How did Workday Supply Chain Management integrate with your supply vendors?
For our hospital supply room equipment, we use PAR Excellence which uses supply bins that are weight-sensitive. When bins get below a certain weight, they automatically place reorders, so hospital staff don’t have to manually manage orders.
To ensure there would be no issues with orders when we transitioned to Workday, we worked with our implementation partners and PAR Excellence. We realized we could technically be live on Workday the week before our official go-live date because we’d already imported and validated all the data into Workday.
We did our cutover from our legacy system at midnight and saw the first round of orders flow from PAR Excellence through Workday at the scheduled time the following morning. The partnership with our implementation partners and Workday ensured we saw no interruption in the process. We were also able to create and share a pandemic supply report with our leadership team through Workday, too, which gave better visibility into our supply pipeline.
How did already being live on Workday Human Capital Management and Workday Financial Management impact your supply chain deployment?
Our deployment for HR, payroll, and finance affected everyone in our organization. When we deployed Workday Supply Chain Management, we didn’t have to train our supply chain folks on what Workday was or how the login process worked because people were already familiar.
Also, before we deployed supply chain management, only a part of our finance operations were in Workday because we kept accounts payable and procurement in our legacy system. There were integrations, so general ledger information had to pass back and forth to keep both systems in line. Our finance folks are very glad to have everything in Workday now, so they're not comparing two systems.
Is the mobile functionality something new and different from your legacy system?
We didn’t have mobile capability in the old system, and even browser access was limited because we didn't have the security in place for users to be off-campus or off-network and access information in our legacy system. Workday ties our active directory with our two-factor authentication, so users off-campus can quickly complete requests and approvals on the go.
In our legacy system, our expense report process was paper-based, so reimbursements had to literally go through many hands to process. Due to the mobile functionality, automation, and increased visibility into the processing timeline in Workday, users are getting paid before they even think to go back and check where their expenses are in the business process.
How important was effective partnership for your deployment?
Shifting to a virtual deployment wasn't a big lift for us because we had strong relationships and partnerships with our implementation partner and Workday already. In the midst of the go-live, we worked collaboratively with Workday and our implementation partner to ensure our needs were met.
Workday values the uniqueness of the healthcare supply chain. They understand there's a patient in a bed that needs supplies, so eliminating inefficiencies is paramount. Inviting customers to influence ongoing enhancements, rather than providing a stagnant model, is also key. When developers demonstrate a new version or feature, it's a collaborative exchange where they solicit feedback from healthcare organizations. The openness to listen and act on user feedback is valuable, and acknowledging the need and putting resources behind it is impressive.
Our supply chain team is amped for the new functionality coming in the next release. The constant innovation, the two version updates per year, and the collaborations with the design partner group are great. We're excited about Workday Supply Chain Management today and look forward to where it is going.

Bounding box prediction data:
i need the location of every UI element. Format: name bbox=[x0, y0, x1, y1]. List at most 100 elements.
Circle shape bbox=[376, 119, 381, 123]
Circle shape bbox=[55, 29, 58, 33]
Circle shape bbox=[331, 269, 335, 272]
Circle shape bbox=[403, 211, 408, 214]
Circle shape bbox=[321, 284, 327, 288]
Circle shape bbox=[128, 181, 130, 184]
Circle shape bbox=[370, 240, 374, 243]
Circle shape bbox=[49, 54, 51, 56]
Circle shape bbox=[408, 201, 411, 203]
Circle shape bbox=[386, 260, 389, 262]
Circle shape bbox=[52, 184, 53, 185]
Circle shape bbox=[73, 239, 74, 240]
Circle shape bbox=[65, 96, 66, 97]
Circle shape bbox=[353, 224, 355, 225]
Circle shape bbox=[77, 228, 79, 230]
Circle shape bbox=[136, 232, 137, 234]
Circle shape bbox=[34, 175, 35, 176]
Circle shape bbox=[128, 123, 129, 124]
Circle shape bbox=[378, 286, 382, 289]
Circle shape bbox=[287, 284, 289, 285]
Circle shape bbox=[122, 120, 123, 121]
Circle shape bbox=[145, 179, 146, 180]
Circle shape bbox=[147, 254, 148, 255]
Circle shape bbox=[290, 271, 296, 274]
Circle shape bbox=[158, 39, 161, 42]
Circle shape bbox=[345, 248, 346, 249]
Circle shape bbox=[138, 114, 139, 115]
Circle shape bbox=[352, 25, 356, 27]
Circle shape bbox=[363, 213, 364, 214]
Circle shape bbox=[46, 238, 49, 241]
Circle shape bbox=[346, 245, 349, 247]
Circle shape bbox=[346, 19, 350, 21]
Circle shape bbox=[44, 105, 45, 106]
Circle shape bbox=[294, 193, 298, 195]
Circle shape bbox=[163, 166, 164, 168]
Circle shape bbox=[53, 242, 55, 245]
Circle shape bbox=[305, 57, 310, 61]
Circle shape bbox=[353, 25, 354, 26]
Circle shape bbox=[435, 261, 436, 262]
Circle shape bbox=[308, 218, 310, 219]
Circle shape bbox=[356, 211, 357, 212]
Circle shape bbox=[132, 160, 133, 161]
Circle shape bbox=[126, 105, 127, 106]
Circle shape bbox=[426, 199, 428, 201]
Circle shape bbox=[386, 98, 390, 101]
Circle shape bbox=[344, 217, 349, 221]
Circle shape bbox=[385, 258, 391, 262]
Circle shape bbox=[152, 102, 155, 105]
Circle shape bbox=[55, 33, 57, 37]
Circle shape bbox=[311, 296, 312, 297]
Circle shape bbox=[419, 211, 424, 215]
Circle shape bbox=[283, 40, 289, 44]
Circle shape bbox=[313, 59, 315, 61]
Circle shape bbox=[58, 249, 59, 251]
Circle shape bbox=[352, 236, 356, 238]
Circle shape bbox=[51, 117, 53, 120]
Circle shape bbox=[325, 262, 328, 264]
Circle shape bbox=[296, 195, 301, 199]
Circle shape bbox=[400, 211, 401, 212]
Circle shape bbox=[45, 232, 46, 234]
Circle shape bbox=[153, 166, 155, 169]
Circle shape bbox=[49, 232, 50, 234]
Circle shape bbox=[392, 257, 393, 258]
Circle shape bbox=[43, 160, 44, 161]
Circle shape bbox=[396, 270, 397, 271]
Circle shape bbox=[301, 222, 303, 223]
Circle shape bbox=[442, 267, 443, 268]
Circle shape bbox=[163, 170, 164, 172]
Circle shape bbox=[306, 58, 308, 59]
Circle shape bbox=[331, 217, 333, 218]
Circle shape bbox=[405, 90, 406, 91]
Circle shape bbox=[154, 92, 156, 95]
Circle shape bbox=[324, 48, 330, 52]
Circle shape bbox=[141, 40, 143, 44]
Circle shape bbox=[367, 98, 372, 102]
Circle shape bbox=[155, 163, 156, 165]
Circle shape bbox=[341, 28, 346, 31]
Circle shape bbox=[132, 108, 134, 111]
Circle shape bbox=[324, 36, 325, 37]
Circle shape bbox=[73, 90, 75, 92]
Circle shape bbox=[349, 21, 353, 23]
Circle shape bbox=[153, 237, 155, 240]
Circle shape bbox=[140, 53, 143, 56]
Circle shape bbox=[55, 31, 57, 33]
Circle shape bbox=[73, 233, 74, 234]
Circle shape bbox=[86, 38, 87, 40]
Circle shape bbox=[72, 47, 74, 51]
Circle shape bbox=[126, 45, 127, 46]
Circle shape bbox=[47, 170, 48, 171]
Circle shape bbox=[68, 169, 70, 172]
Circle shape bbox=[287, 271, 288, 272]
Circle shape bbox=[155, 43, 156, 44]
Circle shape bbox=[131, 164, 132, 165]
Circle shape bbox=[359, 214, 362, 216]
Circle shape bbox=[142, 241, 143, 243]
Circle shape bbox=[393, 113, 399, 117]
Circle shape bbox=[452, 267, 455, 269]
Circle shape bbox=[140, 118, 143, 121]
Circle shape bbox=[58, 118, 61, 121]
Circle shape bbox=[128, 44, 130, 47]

*Tasks*:
1) Answer these questions using the Workday interview.
(a) What kind of supply bins does PAR Excellence use?
(b) Which two finance functions were kept in the legacy system before the supply chain deployment?
(c) How many version updates per year are mentioned?
2) Repeat word for word the stretch of the Workday interview from "To ensure there" through "our supply pipeline.".

*Written responses*:
1)
(a) Weight-sensitive supply bins.
(b) Accounts payable and procurement.
(c) Two.

2)
To ensure there would be no issues with orders when we transitioned to Workday, we worked with our implementation partners and PAR Excellence. We realized we could technically be live on Workday the week before our official go-live date because we’d already imported and validated all the data into Workday.
We did our cutover from our legacy system at midnight and saw the first round of orders flow from PAR Excellence through Workday at the scheduled time the following morning. The partnership with our implementation partners and Workday ensured we saw no interruption in the process. We were also able to create and share a pandemic supply report with our leadership team through Workday, too, which gave better visibility into our supply pipeline.